-- Begin Given data --

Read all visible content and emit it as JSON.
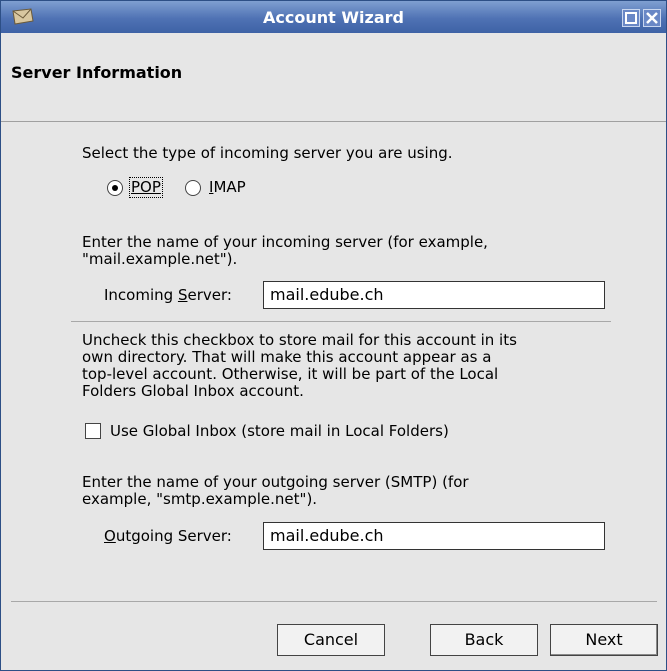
{
  "window": {
    "title": "Account Wizard",
    "icons": {
      "app": "mail-icon",
      "maximize": "maximize-icon",
      "close": "close-icon"
    }
  },
  "header": {
    "title": "Server Information"
  },
  "incoming": {
    "prompt_type": "Select the type of incoming server you are using.",
    "options": [
      {
        "label": "POP",
        "selected": true
      },
      {
        "label": "IMAP",
        "selected": false
      }
    ],
    "prompt_name_line1": "Enter the name of your incoming server (for example,",
    "prompt_name_line2": "\"mail.example.net\").",
    "field_label": "Incoming Server:",
    "field_value": "mail.edube.ch"
  },
  "global_inbox": {
    "explanation_lines": [
      "Uncheck this checkbox to store mail for this account in its",
      "own directory. That will make this account appear as a",
      "top-level account. Otherwise, it will be part of the Local",
      "Folders Global Inbox account."
    ],
    "checkbox_label": "Use Global Inbox (store mail in Local Folders)",
    "checked": false
  },
  "outgoing": {
    "prompt_line1": "Enter the name of your outgoing server (SMTP) (for",
    "prompt_line2": "example, \"smtp.example.net\").",
    "field_label": "Outgoing Server:",
    "field_value": "mail.edube.ch"
  },
  "buttons": {
    "cancel": "Cancel",
    "back": "Back",
    "next": "Next"
  },
  "colors": {
    "titlebar": "#4f72b4",
    "background": "#e6e6e6",
    "field_bg": "#ffffff"
  }
}
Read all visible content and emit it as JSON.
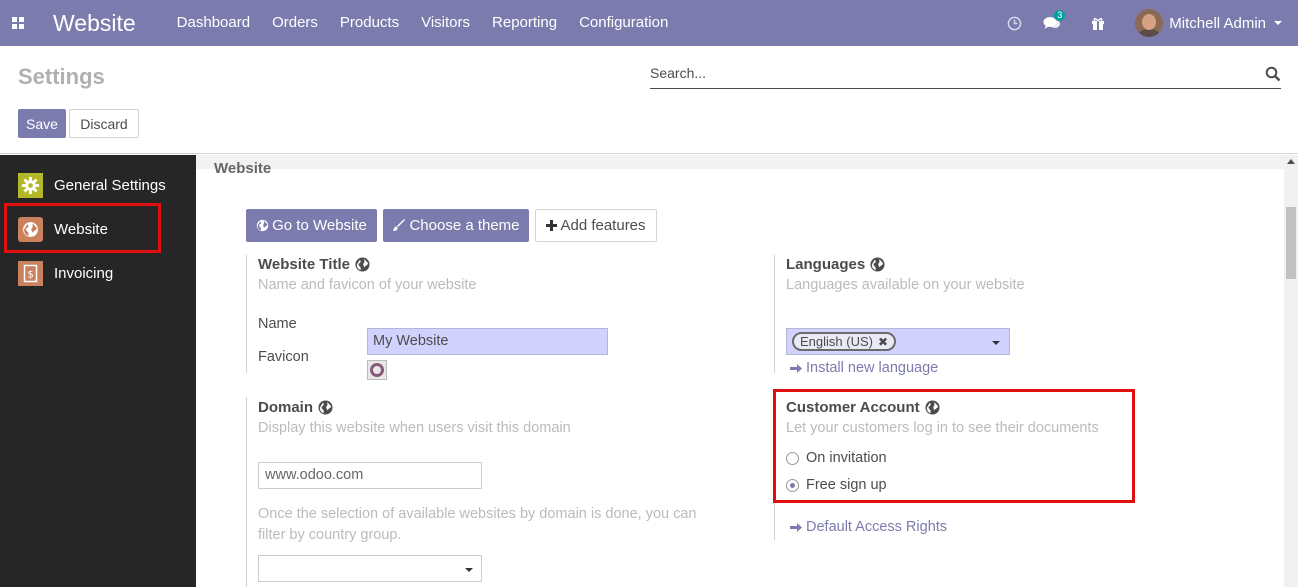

-- End Given data --

What to work on: Gather up every line from the listing above in which the word "example" occurs.

Output for this exercise:
    "prompt_name_line1": "Enter the name of your incoming server (for example,",
    "prompt_name_line2": "\"mail.example.net\").",
    "prompt_line2": "example, \"smtp.example.net\").",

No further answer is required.